**PROBLEM REQUIREMENTS:** Give back a single number, the count of lines containing the word "Variasi".

==*==

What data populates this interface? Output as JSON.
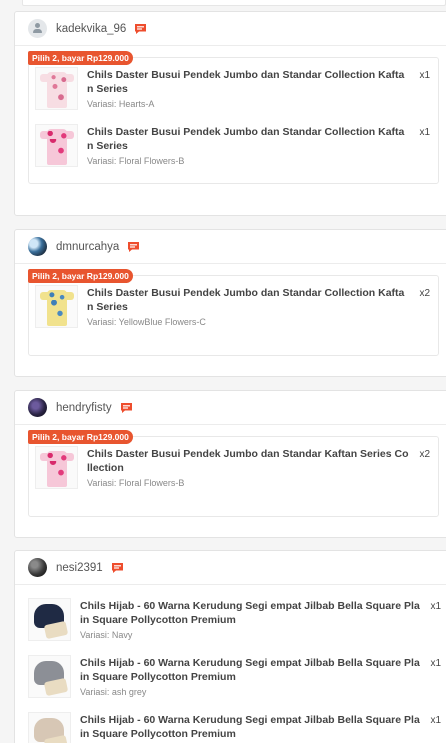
{
  "orders": [
    {
      "username": "kadekvika_96",
      "avatar": "default-user-icon",
      "promo": "Pilih 2, bayar Rp129.000",
      "items": [
        {
          "title": "Chils Daster Busui Pendek Jumbo dan Standar Collection Kaftan Series",
          "variant": "Variasi: Hearts-A",
          "qty": "x1"
        },
        {
          "title": "Chils Daster Busui Pendek Jumbo dan Standar Collection Kaftan Series",
          "variant": "Variasi: Floral Flowers-B",
          "qty": "x1"
        }
      ]
    },
    {
      "username": "dmnurcahya",
      "promo": "Pilih 2, bayar Rp129.000",
      "items": [
        {
          "title": "Chils Daster Busui Pendek Jumbo dan Standar Collection Kaftan Series",
          "variant": "Variasi: YellowBlue Flowers-C",
          "qty": "x2"
        }
      ]
    },
    {
      "username": "hendryfisty",
      "promo": "Pilih 2, bayar Rp129.000",
      "items": [
        {
          "title": "Chils Daster Busui Pendek Jumbo dan Standar Kaftan Series Collection",
          "variant": "Variasi: Floral Flowers-B",
          "qty": "x2"
        }
      ]
    },
    {
      "username": "nesi2391",
      "items": [
        {
          "title": "Chils Hijab - 60 Warna Kerudung Segi empat Jilbab Bella Square Plain Square Pollycotton Premium",
          "variant": "Variasi: Navy",
          "qty": "x1"
        },
        {
          "title": "Chils Hijab - 60 Warna Kerudung Segi empat Jilbab Bella Square Plain Square Pollycotton Premium",
          "variant": "Variasi: ash grey",
          "qty": "x1"
        },
        {
          "title": "Chils Hijab - 60 Warna Kerudung Segi empat Jilbab Bella Square Plain Square Pollycotton Premium",
          "variant": "",
          "qty": "x1"
        }
      ]
    }
  ],
  "colors": {
    "promo": "#e8552f",
    "chat_icon": "#ee4d2d"
  },
  "icons": {
    "chat": "chat-bubble-icon",
    "avatar_default": "user-icon"
  }
}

==*==

**SOLUTION BELOW:** 6